TASK DESCRIPTION. Extract all of the data and reproduce it precisely.

RECORDS TO USE.
**********

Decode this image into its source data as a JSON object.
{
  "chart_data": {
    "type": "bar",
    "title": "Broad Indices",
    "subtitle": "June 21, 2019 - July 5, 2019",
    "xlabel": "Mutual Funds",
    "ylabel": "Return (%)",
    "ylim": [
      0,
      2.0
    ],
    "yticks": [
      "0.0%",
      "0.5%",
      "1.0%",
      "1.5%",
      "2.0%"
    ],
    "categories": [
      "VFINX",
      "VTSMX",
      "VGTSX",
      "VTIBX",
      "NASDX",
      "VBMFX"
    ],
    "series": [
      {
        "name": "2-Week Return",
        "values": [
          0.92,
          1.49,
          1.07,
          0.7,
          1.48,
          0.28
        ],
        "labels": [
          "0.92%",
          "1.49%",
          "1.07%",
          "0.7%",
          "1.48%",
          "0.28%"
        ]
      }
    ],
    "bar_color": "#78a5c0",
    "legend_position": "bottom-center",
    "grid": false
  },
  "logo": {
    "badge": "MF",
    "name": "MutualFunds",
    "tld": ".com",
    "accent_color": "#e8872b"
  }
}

**********

WRITTEN RESPONSE.
Decode this image into its source data as a JSON object.
{
  "chart_data": {
    "type": "bar",
    "title": "Broad Indices",
    "subtitle": "June 21, 2019 - July 5, 2019",
    "xlabel": "Mutual Funds",
    "ylabel": "Return (%)",
    "ylim": [
      0,
      2.0
    ],
    "yticks": [
      "0.0%",
      "0.5%",
      "1.0%",
      "1.5%",
      "2.0%"
    ],
    "categories": [
      "VFINX",
      "VTSMX",
      "VGTSX",
      "VTIBX",
      "NASDX",
      "VBMFX"
    ],
    "series": [
      {
        "name": "2-Week Return",
        "values": [
          0.92,
          1.49,
          1.07,
          0.7,
          1.48,
          0.28
        ],
        "labels": [
          "0.92%",
          "1.49%",
          "1.07%",
          "0.7%",
          "1.48%",
          "0.28%"
        ]
      }
    ],
    "bar_color": "#78a5c0",
    "legend_position": "bottom-center",
    "grid": false
  },
  "logo": {
    "badge": "MF",
    "name": "MutualFunds",
    "tld": ".com",
    "accent_color": "#e8872b"
  }
}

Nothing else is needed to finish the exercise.